What is expected — Show every line of the records below that contains the word "Kenon".

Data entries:
···
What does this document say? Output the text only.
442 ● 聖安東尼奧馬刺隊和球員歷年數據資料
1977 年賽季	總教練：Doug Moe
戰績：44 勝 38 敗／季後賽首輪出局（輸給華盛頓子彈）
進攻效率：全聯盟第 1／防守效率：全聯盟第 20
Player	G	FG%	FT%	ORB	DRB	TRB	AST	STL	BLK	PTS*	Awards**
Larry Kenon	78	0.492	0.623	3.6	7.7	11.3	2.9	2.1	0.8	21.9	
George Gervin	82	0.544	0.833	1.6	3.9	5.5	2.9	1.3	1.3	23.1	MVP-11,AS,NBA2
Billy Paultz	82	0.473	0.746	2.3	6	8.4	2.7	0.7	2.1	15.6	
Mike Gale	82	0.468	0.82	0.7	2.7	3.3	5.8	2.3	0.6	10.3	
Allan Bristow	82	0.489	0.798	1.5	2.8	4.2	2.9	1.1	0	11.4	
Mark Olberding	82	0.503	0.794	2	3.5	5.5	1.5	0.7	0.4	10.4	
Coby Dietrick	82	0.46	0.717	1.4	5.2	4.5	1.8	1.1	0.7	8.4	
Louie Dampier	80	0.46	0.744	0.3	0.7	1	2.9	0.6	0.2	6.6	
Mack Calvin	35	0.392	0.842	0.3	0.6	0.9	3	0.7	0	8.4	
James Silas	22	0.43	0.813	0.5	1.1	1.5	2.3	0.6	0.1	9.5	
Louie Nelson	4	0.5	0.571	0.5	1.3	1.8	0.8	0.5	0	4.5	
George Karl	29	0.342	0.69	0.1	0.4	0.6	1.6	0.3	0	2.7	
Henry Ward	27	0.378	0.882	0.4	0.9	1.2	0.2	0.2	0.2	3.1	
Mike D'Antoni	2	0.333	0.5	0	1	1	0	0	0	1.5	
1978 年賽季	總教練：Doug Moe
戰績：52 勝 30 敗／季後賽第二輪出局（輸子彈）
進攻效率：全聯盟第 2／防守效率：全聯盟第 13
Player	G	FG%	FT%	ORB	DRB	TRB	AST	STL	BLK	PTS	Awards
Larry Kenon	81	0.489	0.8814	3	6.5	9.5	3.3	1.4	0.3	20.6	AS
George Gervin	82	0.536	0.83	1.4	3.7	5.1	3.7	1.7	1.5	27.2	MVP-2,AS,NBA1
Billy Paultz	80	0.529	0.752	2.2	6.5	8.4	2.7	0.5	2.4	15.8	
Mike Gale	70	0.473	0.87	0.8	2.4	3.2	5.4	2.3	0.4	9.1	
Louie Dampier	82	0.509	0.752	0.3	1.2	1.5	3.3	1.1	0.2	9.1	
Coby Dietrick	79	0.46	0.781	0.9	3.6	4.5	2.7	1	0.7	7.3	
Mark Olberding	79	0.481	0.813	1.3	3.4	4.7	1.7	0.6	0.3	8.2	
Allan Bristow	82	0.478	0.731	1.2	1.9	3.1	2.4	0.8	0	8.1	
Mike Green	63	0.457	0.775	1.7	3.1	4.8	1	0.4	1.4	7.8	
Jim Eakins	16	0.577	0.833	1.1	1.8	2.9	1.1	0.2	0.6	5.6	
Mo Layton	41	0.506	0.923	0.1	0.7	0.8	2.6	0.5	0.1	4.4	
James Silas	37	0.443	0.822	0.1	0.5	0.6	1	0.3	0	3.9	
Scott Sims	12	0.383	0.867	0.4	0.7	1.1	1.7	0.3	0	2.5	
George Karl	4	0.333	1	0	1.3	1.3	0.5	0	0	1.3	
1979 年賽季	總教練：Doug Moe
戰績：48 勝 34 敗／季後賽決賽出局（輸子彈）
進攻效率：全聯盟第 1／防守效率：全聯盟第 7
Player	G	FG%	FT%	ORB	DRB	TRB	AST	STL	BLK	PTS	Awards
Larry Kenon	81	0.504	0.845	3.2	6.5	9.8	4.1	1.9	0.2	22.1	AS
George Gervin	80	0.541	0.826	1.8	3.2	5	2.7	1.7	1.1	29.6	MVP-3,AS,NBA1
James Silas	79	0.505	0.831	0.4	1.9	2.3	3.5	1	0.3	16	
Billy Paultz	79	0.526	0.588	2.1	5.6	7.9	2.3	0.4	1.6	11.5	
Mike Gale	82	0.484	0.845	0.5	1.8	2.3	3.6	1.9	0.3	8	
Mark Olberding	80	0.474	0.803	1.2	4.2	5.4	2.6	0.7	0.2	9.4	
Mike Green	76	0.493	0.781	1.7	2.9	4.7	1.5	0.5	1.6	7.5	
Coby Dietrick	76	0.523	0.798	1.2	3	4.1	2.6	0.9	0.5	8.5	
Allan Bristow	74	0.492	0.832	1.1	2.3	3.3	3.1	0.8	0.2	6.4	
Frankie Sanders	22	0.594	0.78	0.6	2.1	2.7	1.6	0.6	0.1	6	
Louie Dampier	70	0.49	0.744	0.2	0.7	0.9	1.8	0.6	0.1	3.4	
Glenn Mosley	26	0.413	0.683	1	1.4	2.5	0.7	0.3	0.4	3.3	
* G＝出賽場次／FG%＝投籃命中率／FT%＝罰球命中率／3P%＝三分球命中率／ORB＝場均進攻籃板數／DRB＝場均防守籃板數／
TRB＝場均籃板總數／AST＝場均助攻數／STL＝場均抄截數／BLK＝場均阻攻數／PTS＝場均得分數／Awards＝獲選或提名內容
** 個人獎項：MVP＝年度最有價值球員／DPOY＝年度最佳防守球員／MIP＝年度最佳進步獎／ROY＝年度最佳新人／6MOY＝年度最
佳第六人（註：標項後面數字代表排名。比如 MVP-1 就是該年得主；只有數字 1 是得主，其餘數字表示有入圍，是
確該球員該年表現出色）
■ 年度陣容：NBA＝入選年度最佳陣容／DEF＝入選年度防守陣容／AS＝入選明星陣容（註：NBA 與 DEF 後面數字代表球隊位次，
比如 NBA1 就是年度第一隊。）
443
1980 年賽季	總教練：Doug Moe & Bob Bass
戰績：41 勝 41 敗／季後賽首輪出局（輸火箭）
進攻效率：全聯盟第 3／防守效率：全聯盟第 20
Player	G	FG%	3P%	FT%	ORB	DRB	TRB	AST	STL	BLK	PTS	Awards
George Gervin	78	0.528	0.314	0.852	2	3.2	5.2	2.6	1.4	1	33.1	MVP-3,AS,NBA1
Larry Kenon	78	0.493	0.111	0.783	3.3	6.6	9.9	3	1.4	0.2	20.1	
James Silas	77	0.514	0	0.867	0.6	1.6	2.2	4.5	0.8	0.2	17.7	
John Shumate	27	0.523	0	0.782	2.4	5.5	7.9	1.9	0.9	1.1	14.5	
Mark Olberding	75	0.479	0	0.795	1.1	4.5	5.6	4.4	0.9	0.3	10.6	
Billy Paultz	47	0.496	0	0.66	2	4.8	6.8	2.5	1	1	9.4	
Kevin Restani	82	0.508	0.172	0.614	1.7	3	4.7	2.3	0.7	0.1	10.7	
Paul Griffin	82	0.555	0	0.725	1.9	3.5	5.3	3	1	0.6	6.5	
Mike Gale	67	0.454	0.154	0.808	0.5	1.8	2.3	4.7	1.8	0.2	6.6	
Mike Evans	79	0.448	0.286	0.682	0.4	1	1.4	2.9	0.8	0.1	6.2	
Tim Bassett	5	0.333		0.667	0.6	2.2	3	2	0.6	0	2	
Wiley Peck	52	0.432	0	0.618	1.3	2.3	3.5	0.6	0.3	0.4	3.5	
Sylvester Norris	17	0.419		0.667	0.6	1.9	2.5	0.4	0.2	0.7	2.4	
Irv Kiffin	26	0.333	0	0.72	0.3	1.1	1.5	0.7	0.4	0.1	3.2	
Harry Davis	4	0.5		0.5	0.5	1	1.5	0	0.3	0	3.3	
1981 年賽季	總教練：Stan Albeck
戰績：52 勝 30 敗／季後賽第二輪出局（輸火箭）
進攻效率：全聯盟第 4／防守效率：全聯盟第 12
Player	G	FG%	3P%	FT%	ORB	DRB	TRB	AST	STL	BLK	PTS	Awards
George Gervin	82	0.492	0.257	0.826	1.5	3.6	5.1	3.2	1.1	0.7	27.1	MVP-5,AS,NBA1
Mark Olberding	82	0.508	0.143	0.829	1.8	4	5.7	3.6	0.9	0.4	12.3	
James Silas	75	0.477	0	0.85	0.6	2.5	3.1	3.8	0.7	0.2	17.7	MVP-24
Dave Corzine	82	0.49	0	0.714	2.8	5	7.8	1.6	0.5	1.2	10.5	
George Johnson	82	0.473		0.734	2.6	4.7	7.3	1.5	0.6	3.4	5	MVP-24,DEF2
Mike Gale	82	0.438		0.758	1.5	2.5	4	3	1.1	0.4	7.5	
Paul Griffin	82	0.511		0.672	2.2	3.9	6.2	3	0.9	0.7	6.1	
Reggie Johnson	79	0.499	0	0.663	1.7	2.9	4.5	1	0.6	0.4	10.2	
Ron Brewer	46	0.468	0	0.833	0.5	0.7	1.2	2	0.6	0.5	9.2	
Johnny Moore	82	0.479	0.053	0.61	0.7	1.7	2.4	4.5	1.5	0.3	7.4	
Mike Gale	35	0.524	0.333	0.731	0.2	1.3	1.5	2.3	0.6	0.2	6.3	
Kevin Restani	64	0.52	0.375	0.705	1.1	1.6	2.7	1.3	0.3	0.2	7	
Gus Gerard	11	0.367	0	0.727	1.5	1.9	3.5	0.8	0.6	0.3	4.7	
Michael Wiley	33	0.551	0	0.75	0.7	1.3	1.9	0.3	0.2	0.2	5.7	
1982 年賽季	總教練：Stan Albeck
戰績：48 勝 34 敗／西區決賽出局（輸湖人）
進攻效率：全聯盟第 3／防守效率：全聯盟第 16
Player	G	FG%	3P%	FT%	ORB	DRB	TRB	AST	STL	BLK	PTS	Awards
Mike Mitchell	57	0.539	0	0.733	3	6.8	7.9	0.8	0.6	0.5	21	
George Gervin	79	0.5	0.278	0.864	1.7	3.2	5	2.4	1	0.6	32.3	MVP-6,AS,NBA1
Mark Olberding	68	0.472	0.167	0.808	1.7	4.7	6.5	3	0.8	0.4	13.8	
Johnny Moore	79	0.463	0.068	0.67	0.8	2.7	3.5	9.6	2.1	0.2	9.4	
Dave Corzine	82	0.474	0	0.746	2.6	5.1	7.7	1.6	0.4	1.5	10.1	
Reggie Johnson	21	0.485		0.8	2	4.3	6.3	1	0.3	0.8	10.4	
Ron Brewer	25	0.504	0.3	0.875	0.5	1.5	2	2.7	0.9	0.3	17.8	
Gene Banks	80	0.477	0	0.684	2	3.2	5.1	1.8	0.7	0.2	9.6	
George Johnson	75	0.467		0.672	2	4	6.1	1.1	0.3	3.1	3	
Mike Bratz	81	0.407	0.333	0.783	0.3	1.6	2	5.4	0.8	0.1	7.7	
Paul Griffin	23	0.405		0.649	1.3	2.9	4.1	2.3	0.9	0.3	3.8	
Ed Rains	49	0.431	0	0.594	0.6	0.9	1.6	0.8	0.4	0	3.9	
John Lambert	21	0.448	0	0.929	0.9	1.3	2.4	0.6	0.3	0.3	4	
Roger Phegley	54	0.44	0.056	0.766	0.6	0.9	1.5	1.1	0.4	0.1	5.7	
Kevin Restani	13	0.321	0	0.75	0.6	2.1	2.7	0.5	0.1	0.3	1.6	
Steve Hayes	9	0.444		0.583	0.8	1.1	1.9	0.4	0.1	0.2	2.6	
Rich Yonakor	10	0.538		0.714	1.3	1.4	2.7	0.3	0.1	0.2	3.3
···
Task result —
Larry Kenon	78	0.492	0.623	3.6	7.7	11.3	2.9	2.1	0.8	21.9	
Larry Kenon	81	0.489	0.8814	3	6.5	9.5	3.3	1.4	0.3	20.6	AS
Larry Kenon	81	0.504	0.845	3.2	6.5	9.8	4.1	1.9	0.2	22.1	AS
Larry Kenon	78	0.493	0.111	0.783	3.3	6.6	9.9	3	1.4	0.2	20.1	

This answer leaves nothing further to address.